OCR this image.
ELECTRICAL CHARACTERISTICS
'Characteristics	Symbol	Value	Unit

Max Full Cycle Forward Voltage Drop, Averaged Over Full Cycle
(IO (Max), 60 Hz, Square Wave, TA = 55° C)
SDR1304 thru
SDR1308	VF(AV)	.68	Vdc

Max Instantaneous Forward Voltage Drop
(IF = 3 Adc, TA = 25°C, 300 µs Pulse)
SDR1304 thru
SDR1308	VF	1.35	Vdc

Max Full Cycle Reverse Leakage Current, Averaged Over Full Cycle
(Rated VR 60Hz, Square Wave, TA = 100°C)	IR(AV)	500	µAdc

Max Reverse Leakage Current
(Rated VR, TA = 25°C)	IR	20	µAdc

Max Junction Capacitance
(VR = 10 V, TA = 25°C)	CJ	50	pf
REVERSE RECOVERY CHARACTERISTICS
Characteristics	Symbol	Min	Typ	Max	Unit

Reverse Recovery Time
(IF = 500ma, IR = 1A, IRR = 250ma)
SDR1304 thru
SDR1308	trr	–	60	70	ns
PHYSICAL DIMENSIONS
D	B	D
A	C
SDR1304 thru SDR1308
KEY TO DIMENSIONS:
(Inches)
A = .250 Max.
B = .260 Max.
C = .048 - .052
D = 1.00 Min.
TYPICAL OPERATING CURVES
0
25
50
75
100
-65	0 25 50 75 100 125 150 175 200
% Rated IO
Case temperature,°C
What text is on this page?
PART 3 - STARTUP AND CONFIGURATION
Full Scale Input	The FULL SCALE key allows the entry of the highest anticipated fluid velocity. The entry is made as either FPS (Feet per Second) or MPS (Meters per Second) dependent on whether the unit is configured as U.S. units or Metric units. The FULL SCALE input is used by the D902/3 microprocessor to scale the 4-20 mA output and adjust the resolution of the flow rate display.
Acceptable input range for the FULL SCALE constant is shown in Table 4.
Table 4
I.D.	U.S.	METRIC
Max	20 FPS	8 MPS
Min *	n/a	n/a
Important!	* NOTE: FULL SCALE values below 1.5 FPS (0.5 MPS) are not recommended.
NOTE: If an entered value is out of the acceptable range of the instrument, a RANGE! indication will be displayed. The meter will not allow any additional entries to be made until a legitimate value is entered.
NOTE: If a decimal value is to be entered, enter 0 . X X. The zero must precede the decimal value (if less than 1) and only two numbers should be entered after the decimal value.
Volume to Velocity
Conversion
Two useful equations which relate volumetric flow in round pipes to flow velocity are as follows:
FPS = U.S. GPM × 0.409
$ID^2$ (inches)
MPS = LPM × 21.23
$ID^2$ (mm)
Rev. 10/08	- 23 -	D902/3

——

◆ **Exercise prompt**: Word for word, extract all the records.

◆ **Solution**:
OCR this image.
ELECTRICAL CHARACTERISTICS
'Characteristics	Symbol	Value	Unit

Max Full Cycle Forward Voltage Drop, Averaged Over Full Cycle
(IO (Max), 60 Hz, Square Wave, TA = 55° C)
SDR1304 thru
SDR1308	VF(AV)	.68	Vdc

Max Instantaneous Forward Voltage Drop
(IF = 3 Adc, TA = 25°C, 300 µs Pulse)
SDR1304 thru
SDR1308	VF	1.35	Vdc

Max Full Cycle Reverse Leakage Current, Averaged Over Full Cycle
(Rated VR 60Hz, Square Wave, TA = 100°C)	IR(AV)	500	µAdc

Max Reverse Leakage Current
(Rated VR, TA = 25°C)	IR	20	µAdc

Max Junction Capacitance
(VR = 10 V, TA = 25°C)	CJ	50	pf
REVERSE RECOVERY CHARACTERISTICS
Characteristics	Symbol	Min	Typ	Max	Unit

Reverse Recovery Time
(IF = 500ma, IR = 1A, IRR = 250ma)
SDR1304 thru
SDR1308	trr	–	60	70	ns
PHYSICAL DIMENSIONS
D	B	D
A	C
SDR1304 thru SDR1308
KEY TO DIMENSIONS:
(Inches)
A = .250 Max.
B = .260 Max.
C = .048 - .052
D = 1.00 Min.
TYPICAL OPERATING CURVES
0
25
50
75
100
-65	0 25 50 75 100 125 150 175 200
% Rated IO
Case temperature,°C
What text is on this page?
PART 3 - STARTUP AND CONFIGURATION
Full Scale Input	The FULL SCALE key allows the entry of the highest anticipated fluid velocity. The entry is made as either FPS (Feet per Second) or MPS (Meters per Second) dependent on whether the unit is configured as U.S. units or Metric units. The FULL SCALE input is used by the D902/3 microprocessor to scale the 4-20 mA output and adjust the resolution of the flow rate display.
Acceptable input range for the FULL SCALE constant is shown in Table 4.
Table 4
I.D.	U.S.	METRIC
Max	20 FPS	8 MPS
Min *	n/a	n/a
Important!	* NOTE: FULL SCALE values below 1.5 FPS (0.5 MPS) are not recommended.
NOTE: If an entered value is out of the acceptable range of the instrument, a RANGE! indication will be displayed. The meter will not allow any additional entries to be made until a legitimate value is entered.
NOTE: If a decimal value is to be entered, enter 0 . X X. The zero must precede the decimal value (if less than 1) and only two numbers should be entered after the decimal value.
Volume to Velocity
Conversion
Two useful equations which relate volumetric flow in round pipes to flow velocity are as follows:
FPS = U.S. GPM × 0.409
$ID^2$ (inches)
MPS = LPM × 21.23
$ID^2$ (mm)
Rev. 10/08	- 23 -	D902/3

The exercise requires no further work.